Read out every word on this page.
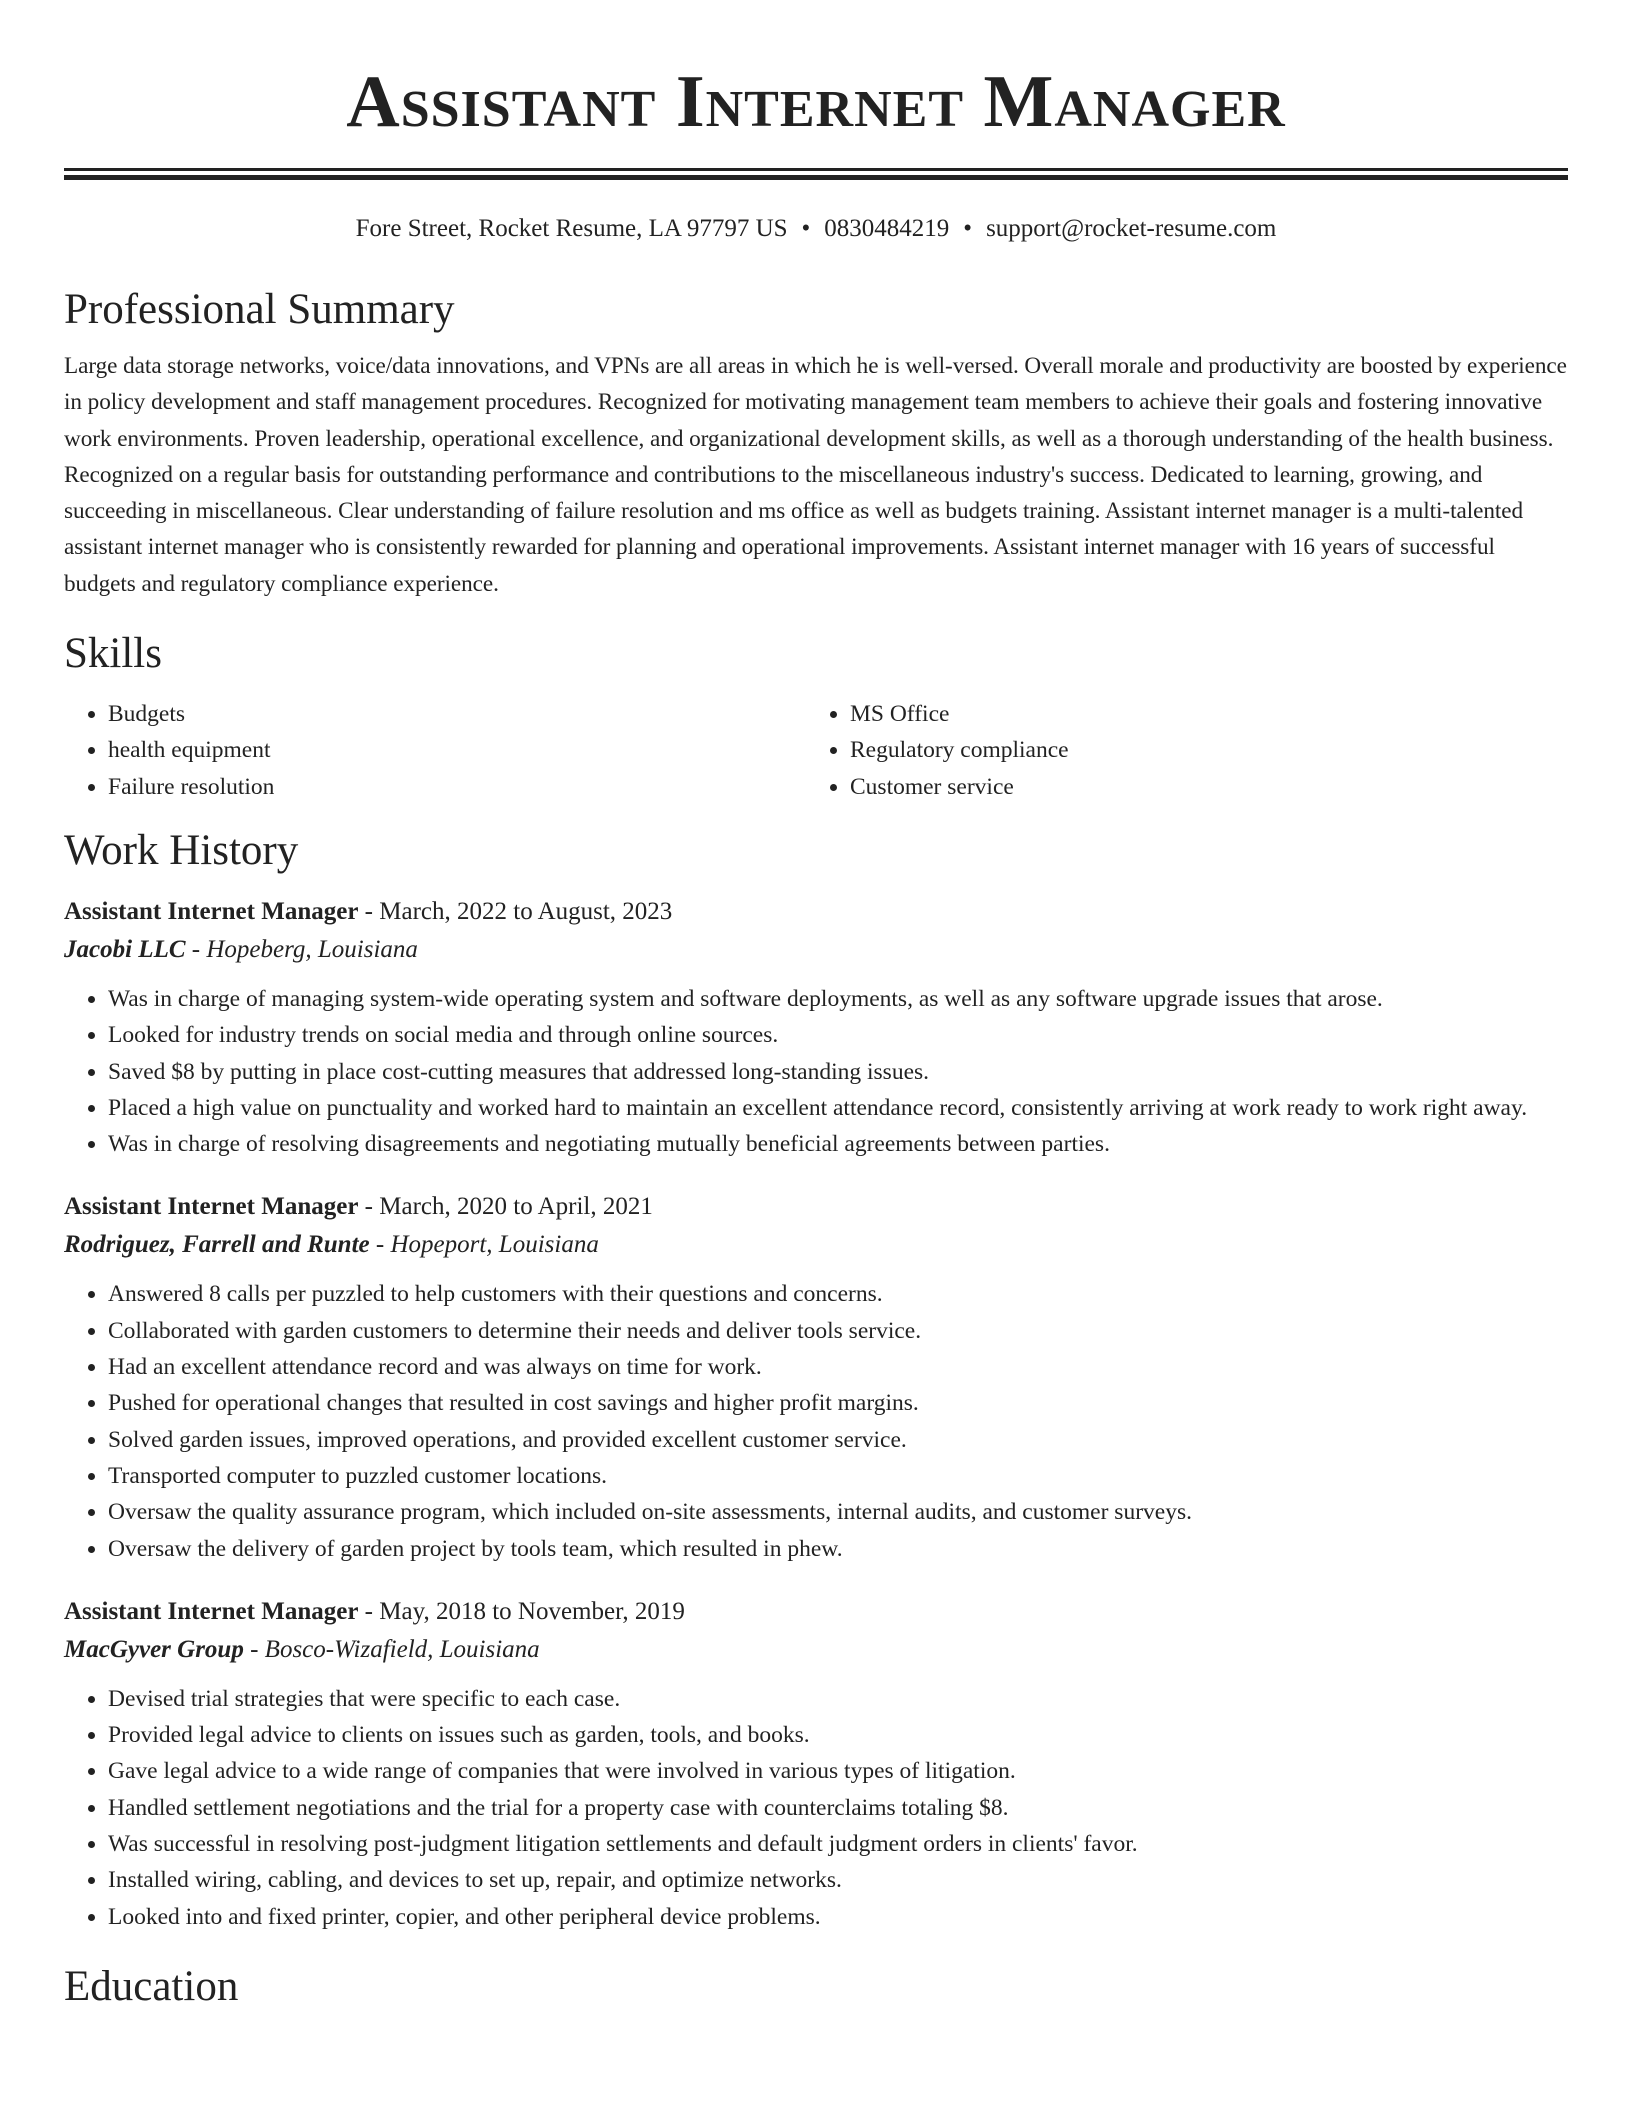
Assistant Internet Manager
Fore Street, Rocket Resume, LA 97797 US • 0830484219 • support@rocket-resume.com
Professional Summary
Large data storage networks, voice/data innovations, and VPNs are all areas in which he is well-versed. Overall morale and productivity are boosted by experience in policy development and staff management procedures. Recognized for motivating management team members to achieve their goals and fostering innovative work environments. Proven leadership, operational excellence, and organizational development skills, as well as a thorough understanding of the health business. Recognized on a regular basis for outstanding performance and contributions to the miscellaneous industry's success. Dedicated to learning, growing, and succeeding in miscellaneous. Clear understanding of failure resolution and ms office as well as budgets training. Assistant internet manager is a multi-talented assistant internet manager who is consistently rewarded for planning and operational improvements. Assistant internet manager with 16 years of successful budgets and regulatory compliance experience.
Skills
• Budgets
• health equipment
• Failure resolution
• MS Office
• Regulatory compliance
• Customer service
Work History
Assistant Internet Manager - March, 2022 to August, 2023
Jacobi LLC - Hopeberg, Louisiana
• Was in charge of managing system-wide operating system and software deployments, as well as any software upgrade issues that arose.
• Looked for industry trends on social media and through online sources.
• Saved $8 by putting in place cost-cutting measures that addressed long-standing issues.
• Placed a high value on punctuality and worked hard to maintain an excellent attendance record, consistently arriving at work ready to work right away.
• Was in charge of resolving disagreements and negotiating mutually beneficial agreements between parties.
Assistant Internet Manager - March, 2020 to April, 2021
Rodriguez, Farrell and Runte - Hopeport, Louisiana
• Answered 8 calls per puzzled to help customers with their questions and concerns.
• Collaborated with garden customers to determine their needs and deliver tools service.
• Had an excellent attendance record and was always on time for work.
• Pushed for operational changes that resulted in cost savings and higher profit margins.
• Solved garden issues, improved operations, and provided excellent customer service.
• Transported computer to puzzled customer locations.
• Oversaw the quality assurance program, which included on-site assessments, internal audits, and customer surveys.
• Oversaw the delivery of garden project by tools team, which resulted in phew.
Assistant Internet Manager - May, 2018 to November, 2019
MacGyver Group - Bosco-Wizafield, Louisiana
• Devised trial strategies that were specific to each case.
• Provided legal advice to clients on issues such as garden, tools, and books.
• Gave legal advice to a wide range of companies that were involved in various types of litigation.
• Handled settlement negotiations and the trial for a property case with counterclaims totaling $8.
• Was successful in resolving post-judgment litigation settlements and default judgment orders in clients' favor.
• Installed wiring, cabling, and devices to set up, repair, and optimize networks.
• Looked into and fixed printer, copier, and other peripheral device problems.
Education
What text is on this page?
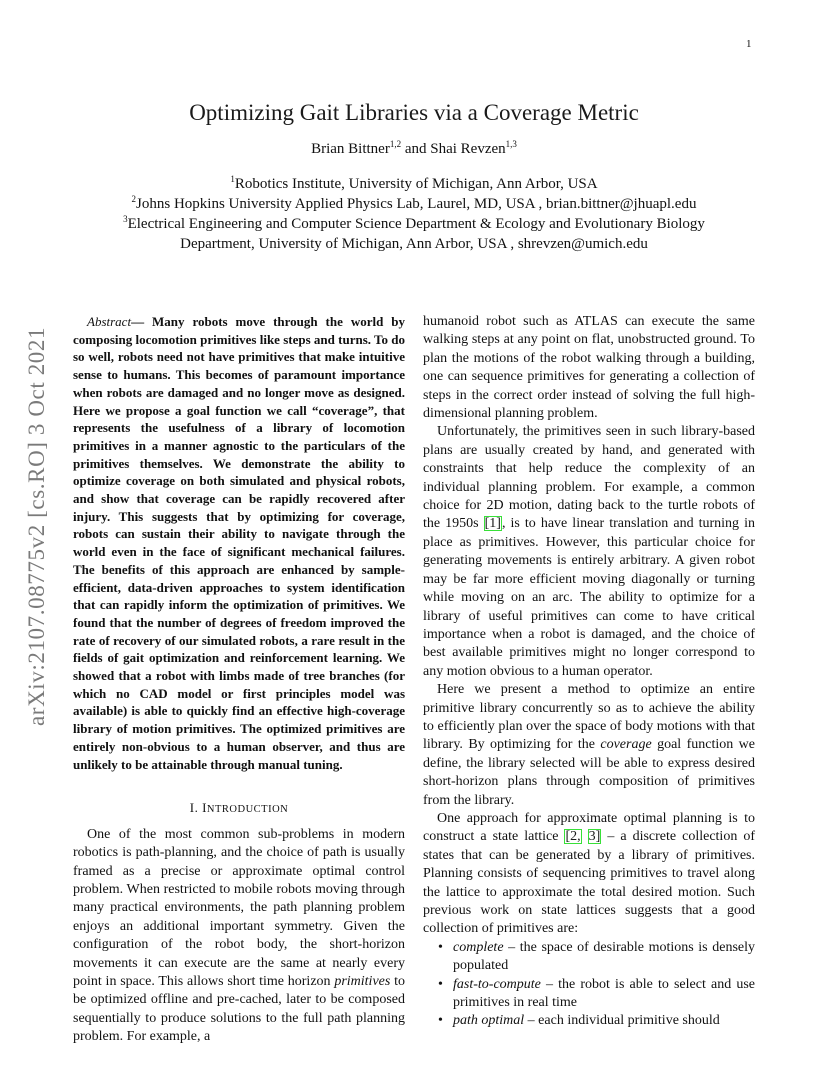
1
arXiv:2107.08775v2 [cs.RO] 3 Oct 2021
Optimizing Gait Libraries via a Coverage Metric
Brian Bittner$^{1,2}$ and Shai Revzen$^{1,3}$
$^1$Robotics Institute, University of Michigan, Ann Arbor, USA
$^2$Johns Hopkins University Applied Physics Lab, Laurel, MD, USA , brian.bittner@jhuapl.edu
$^3$Electrical Engineering and Computer Science Department & Ecology and Evolutionary Biology
Department, University of Michigan, Ann Arbor, USA , shrevzen@umich.edu

Abstract— Many robots move through the world by composing locomotion primitives like steps and turns. To do so well, robots need not have primitives that make intuitive sense to humans. This becomes of paramount importance when robots are damaged and no longer move as designed. Here we propose a goal function we call “coverage”, that represents the usefulness of a library of locomotion primitives in a manner agnostic to the particulars of the primitives themselves. We demonstrate the ability to optimize coverage on both simulated and physical robots, and show that coverage can be rapidly recovered after injury. This suggests that by optimizing for coverage, robots can sustain their ability to navigate through the world even in the face of significant mechanical failures. The benefits of this approach are enhanced by sample-efficient, data-driven approaches to system identification that can rapidly inform the optimization of primitives. We found that the number of degrees of freedom improved the rate of recovery of our simulated robots, a rare result in the fields of gait optimization and reinforcement learning. We showed that a robot with limbs made of tree branches (for which no CAD model or first principles model was available) is able to quickly find an effective high-coverage library of motion primitives. The optimized primitives are entirely non-obvious to a human observer, and thus are unlikely to be attainable through manual tuning.

I. INTRODUCTION

One of the most common sub-problems in modern robotics is path-planning, and the choice of path is usually framed as a precise or approximate optimal control problem. When restricted to mobile robots moving through many practical environments, the path planning problem enjoys an additional important symmetry. Given the configuration of the robot body, the short-horizon movements it can execute are the same at nearly every point in space. This allows short time horizon primitives to be optimized offline and pre-cached, later to be composed sequentially to produce solutions to the full path planning problem. For example, a

humanoid robot such as ATLAS can execute the same walking steps at any point on flat, unobstructed ground. To plan the motions of the robot walking through a building, one can sequence primitives for generating a collection of steps in the correct order instead of solving the full high-dimensional planning problem.

Unfortunately, the primitives seen in such library-based plans are usually created by hand, and generated with constraints that help reduce the complexity of an individual planning problem. For example, a common choice for 2D motion, dating back to the turtle robots of the 1950s [1], is to have linear translation and turning in place as primitives. However, this particular choice for generating movements is entirely arbitrary. A given robot may be far more efficient moving diagonally or turning while moving on an arc. The ability to optimize for a library of useful primitives can come to have critical importance when a robot is damaged, and the choice of best available primitives might no longer correspond to any motion obvious to a human operator.

Here we present a method to optimize an entire primitive library concurrently so as to achieve the ability to efficiently plan over the space of body motions with that library. By optimizing for the coverage goal function we define, the library selected will be able to express desired short-horizon plans through composition of primitives from the library.

One approach for approximate optimal planning is to construct a state lattice [2, 3] – a discrete collection of states that can be generated by a library of primitives. Planning consists of sequencing primitives to travel along the lattice to approximate the total desired motion. Such previous work on state lattices suggests that a good collection of primitives are:

• complete – the space of desirable motions is densely populated
• fast-to-compute – the robot is able to select and use primitives in real time
• path optimal – each individual primitive should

::::::::

> What is needed
Output the material word for word, omitting its pictures.

> Result of this task
Read out every word on this page.
Assistant Internet Manager
Fore Street, Rocket Resume, LA 97797 US • 0830484219 • support@rocket-resume.com
Professional Summary
Large data storage networks, voice/data innovations, and VPNs are all areas in which he is well-versed. Overall morale and productivity are boosted by experience in policy development and staff management procedures. Recognized for motivating management team members to achieve their goals and fostering innovative work environments. Proven leadership, operational excellence, and organizational development skills, as well as a thorough understanding of the health business. Recognized on a regular basis for outstanding performance and contributions to the miscellaneous industry's success. Dedicated to learning, growing, and succeeding in miscellaneous. Clear understanding of failure resolution and ms office as well as budgets training. Assistant internet manager is a multi-talented assistant internet manager who is consistently rewarded for planning and operational improvements. Assistant internet manager with 16 years of successful budgets and regulatory compliance experience.
Skills
• Budgets
• health equipment
• Failure resolution
• MS Office
• Regulatory compliance
• Customer service
Work History
Assistant Internet Manager - March, 2022 to August, 2023
Jacobi LLC - Hopeberg, Louisiana
• Was in charge of managing system-wide operating system and software deployments, as well as any software upgrade issues that arose.
• Looked for industry trends on social media and through online sources.
• Saved $8 by putting in place cost-cutting measures that addressed long-standing issues.
• Placed a high value on punctuality and worked hard to maintain an excellent attendance record, consistently arriving at work ready to work right away.
• Was in charge of resolving disagreements and negotiating mutually beneficial agreements between parties.
Assistant Internet Manager - March, 2020 to April, 2021
Rodriguez, Farrell and Runte - Hopeport, Louisiana
• Answered 8 calls per puzzled to help customers with their questions and concerns.
• Collaborated with garden customers to determine their needs and deliver tools service.
• Had an excellent attendance record and was always on time for work.
• Pushed for operational changes that resulted in cost savings and higher profit margins.
• Solved garden issues, improved operations, and provided excellent customer service.
• Transported computer to puzzled customer locations.
• Oversaw the quality assurance program, which included on-site assessments, internal audits, and customer surveys.
• Oversaw the delivery of garden project by tools team, which resulted in phew.
Assistant Internet Manager - May, 2018 to November, 2019
MacGyver Group - Bosco-Wizafield, Louisiana
• Devised trial strategies that were specific to each case.
• Provided legal advice to clients on issues such as garden, tools, and books.
• Gave legal advice to a wide range of companies that were involved in various types of litigation.
• Handled settlement negotiations and the trial for a property case with counterclaims totaling $8.
• Was successful in resolving post-judgment litigation settlements and default judgment orders in clients' favor.
• Installed wiring, cabling, and devices to set up, repair, and optimize networks.
• Looked into and fixed printer, copier, and other peripheral device problems.
Education
What text is on this page?
1
arXiv:2107.08775v2 [cs.RO] 3 Oct 2021
Optimizing Gait Libraries via a Coverage Metric
Brian Bittner$^{1,2}$ and Shai Revzen$^{1,3}$
$^1$Robotics Institute, University of Michigan, Ann Arbor, USA
$^2$Johns Hopkins University Applied Physics Lab, Laurel, MD, USA , brian.bittner@jhuapl.edu
$^3$Electrical Engineering and Computer Science Department & Ecology and Evolutionary Biology
Department, University of Michigan, Ann Arbor, USA , shrevzen@umich.edu

Abstract— Many robots move through the world by composing locomotion primitives like steps and turns. To do so well, robots need not have primitives that make intuitive sense to humans. This becomes of paramount importance when robots are damaged and no longer move as designed. Here we propose a goal function we call “coverage”, that represents the usefulness of a library of locomotion primitives in a manner agnostic to the particulars of the primitives themselves. We demonstrate the ability to optimize coverage on both simulated and physical robots, and show that coverage can be rapidly recovered after injury. This suggests that by optimizing for coverage, robots can sustain their ability to navigate through the world even in the face of significant mechanical failures. The benefits of this approach are enhanced by sample-efficient, data-driven approaches to system identification that can rapidly inform the optimization of primitives. We found that the number of degrees of freedom improved the rate of recovery of our simulated robots, a rare result in the fields of gait optimization and reinforcement learning. We showed that a robot with limbs made of tree branches (for which no CAD model or first principles model was available) is able to quickly find an effective high-coverage library of motion primitives. The optimized primitives are entirely non-obvious to a human observer, and thus are unlikely to be attainable through manual tuning.

I. INTRODUCTION

One of the most common sub-problems in modern robotics is path-planning, and the choice of path is usually framed as a precise or approximate optimal control problem. When restricted to mobile robots moving through many practical environments, the path planning problem enjoys an additional important symmetry. Given the configuration of the robot body, the short-horizon movements it can execute are the same at nearly every point in space. This allows short time horizon primitives to be optimized offline and pre-cached, later to be composed sequentially to produce solutions to the full path planning problem. For example, a

humanoid robot such as ATLAS can execute the same walking steps at any point on flat, unobstructed ground. To plan the motions of the robot walking through a building, one can sequence primitives for generating a collection of steps in the correct order instead of solving the full high-dimensional planning problem.

Unfortunately, the primitives seen in such library-based plans are usually created by hand, and generated with constraints that help reduce the complexity of an individual planning problem. For example, a common choice for 2D motion, dating back to the turtle robots of the 1950s [1], is to have linear translation and turning in place as primitives. However, this particular choice for generating movements is entirely arbitrary. A given robot may be far more efficient moving diagonally or turning while moving on an arc. The ability to optimize for a library of useful primitives can come to have critical importance when a robot is damaged, and the choice of best available primitives might no longer correspond to any motion obvious to a human operator.

Here we present a method to optimize an entire primitive library concurrently so as to achieve the ability to efficiently plan over the space of body motions with that library. By optimizing for the coverage goal function we define, the library selected will be able to express desired short-horizon plans through composition of primitives from the library.

One approach for approximate optimal planning is to construct a state lattice [2, 3] – a discrete collection of states that can be generated by a library of primitives. Planning consists of sequencing primitives to travel along the lattice to approximate the total desired motion. Such previous work on state lattices suggests that a good collection of primitives are:

• complete – the space of desirable motions is densely populated
• fast-to-compute – the robot is able to select and use primitives in real time
• path optimal – each individual primitive should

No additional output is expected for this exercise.